ROWS:
/---

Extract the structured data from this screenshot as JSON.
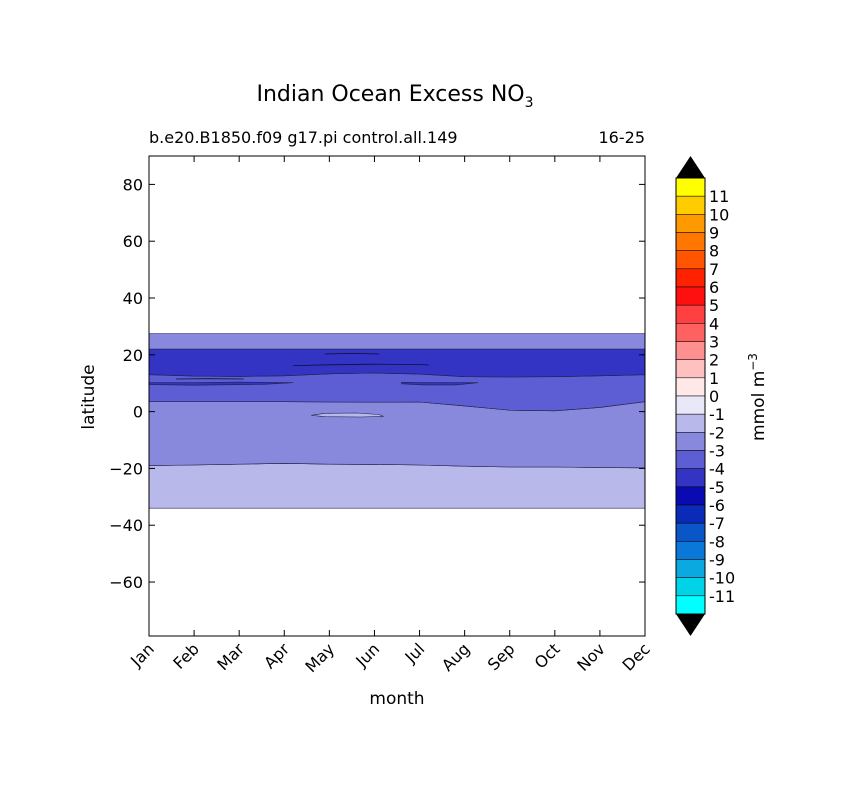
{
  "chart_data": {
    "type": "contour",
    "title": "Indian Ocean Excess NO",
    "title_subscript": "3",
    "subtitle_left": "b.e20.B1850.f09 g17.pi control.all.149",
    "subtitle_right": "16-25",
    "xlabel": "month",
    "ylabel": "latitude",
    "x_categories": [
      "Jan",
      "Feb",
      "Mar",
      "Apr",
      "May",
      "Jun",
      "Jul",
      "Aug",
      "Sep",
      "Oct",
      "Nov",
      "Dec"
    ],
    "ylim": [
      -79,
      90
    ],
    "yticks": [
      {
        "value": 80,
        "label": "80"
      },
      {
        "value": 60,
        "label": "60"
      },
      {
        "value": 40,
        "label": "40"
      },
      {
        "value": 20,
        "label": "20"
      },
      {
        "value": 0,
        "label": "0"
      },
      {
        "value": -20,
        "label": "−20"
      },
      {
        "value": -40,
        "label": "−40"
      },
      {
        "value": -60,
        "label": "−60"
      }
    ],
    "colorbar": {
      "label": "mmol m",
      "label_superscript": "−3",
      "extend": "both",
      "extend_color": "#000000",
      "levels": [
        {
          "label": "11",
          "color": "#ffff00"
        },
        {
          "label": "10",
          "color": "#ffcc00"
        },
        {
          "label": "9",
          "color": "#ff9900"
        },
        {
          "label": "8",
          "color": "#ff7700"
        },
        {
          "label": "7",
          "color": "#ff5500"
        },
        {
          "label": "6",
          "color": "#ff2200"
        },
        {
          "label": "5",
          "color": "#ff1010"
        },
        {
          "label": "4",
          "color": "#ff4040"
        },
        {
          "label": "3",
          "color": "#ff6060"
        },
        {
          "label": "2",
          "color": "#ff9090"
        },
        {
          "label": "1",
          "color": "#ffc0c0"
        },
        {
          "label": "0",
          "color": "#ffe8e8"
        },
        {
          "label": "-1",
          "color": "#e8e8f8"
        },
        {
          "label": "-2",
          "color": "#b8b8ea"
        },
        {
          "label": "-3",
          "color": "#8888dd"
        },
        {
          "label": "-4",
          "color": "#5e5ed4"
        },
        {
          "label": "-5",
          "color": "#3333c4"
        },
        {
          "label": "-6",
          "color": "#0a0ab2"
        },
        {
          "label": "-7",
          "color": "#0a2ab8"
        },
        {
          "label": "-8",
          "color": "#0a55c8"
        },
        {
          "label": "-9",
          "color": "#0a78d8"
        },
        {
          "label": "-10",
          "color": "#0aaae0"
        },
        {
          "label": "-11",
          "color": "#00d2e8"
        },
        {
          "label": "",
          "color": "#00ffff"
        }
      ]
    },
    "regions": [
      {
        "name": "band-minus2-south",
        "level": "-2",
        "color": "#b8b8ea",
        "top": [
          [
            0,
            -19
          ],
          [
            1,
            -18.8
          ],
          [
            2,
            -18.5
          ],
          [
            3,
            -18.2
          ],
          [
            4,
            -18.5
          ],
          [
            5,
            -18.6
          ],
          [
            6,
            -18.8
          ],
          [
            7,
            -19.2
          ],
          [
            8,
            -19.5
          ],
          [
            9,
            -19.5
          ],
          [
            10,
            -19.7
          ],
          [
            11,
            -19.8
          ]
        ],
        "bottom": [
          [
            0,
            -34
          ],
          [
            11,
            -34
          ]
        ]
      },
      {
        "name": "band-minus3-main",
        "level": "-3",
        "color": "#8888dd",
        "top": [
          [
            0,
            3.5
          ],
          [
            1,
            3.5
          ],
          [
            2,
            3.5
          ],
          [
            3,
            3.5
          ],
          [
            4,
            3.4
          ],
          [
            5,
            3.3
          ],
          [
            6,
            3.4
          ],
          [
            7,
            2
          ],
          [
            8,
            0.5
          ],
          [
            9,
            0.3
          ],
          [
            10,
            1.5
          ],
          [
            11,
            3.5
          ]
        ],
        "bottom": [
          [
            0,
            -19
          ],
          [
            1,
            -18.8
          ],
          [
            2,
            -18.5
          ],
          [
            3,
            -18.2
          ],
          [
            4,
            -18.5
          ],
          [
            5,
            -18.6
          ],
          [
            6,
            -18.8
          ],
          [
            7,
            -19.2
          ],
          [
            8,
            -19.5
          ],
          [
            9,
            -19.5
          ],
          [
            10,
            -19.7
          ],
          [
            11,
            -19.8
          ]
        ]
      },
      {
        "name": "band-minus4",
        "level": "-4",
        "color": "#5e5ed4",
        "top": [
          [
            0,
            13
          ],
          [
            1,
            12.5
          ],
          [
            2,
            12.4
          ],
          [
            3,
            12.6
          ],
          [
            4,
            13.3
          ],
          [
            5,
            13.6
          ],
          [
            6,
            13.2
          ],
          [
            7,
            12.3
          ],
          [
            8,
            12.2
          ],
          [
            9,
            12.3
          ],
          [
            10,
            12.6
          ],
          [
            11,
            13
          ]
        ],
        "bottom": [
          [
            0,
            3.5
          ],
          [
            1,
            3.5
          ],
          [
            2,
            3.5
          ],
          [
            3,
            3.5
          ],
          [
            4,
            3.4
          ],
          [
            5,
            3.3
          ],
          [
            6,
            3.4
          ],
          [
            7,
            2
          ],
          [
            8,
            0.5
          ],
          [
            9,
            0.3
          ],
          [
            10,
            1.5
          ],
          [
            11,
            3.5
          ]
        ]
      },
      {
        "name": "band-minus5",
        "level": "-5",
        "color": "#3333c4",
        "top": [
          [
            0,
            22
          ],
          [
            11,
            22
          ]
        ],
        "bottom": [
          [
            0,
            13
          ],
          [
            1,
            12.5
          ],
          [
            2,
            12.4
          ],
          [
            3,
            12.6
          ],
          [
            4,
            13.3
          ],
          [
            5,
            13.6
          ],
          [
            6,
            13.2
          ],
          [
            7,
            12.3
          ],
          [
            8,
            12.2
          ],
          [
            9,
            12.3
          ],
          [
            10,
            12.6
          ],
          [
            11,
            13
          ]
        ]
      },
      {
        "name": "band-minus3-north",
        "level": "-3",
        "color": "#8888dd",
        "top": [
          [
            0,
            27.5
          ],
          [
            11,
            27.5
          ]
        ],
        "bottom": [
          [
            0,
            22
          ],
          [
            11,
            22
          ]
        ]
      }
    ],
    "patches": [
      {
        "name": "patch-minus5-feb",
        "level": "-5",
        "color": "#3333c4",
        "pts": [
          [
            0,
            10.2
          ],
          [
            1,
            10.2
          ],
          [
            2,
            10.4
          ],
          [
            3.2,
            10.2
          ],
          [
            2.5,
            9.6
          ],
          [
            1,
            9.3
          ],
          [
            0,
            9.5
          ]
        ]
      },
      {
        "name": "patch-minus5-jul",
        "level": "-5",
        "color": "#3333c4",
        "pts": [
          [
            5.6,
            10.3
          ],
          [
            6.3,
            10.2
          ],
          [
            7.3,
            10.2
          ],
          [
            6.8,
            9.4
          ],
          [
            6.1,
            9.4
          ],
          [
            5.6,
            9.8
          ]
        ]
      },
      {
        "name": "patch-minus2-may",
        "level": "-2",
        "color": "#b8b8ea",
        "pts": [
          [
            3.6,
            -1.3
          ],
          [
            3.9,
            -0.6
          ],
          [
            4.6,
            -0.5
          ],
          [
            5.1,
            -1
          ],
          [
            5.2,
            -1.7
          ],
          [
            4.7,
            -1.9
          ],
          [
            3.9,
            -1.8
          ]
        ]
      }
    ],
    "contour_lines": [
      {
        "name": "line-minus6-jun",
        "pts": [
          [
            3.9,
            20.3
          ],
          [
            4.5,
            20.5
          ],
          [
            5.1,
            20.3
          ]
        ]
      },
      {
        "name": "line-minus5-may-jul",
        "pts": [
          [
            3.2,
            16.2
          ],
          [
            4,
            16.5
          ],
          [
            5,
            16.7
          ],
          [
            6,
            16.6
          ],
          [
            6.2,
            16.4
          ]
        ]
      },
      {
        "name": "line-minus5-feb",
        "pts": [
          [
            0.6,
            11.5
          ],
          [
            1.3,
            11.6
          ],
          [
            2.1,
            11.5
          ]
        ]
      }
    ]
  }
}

\---

Look through the data above. Each line containing the word "value" needs to be copied.

        "value": 80,
        "value": 60,
        "value": 40,
        "value": 20,
        "value": 0,
        "value": -20,
        "value": -40,
        "value": -60,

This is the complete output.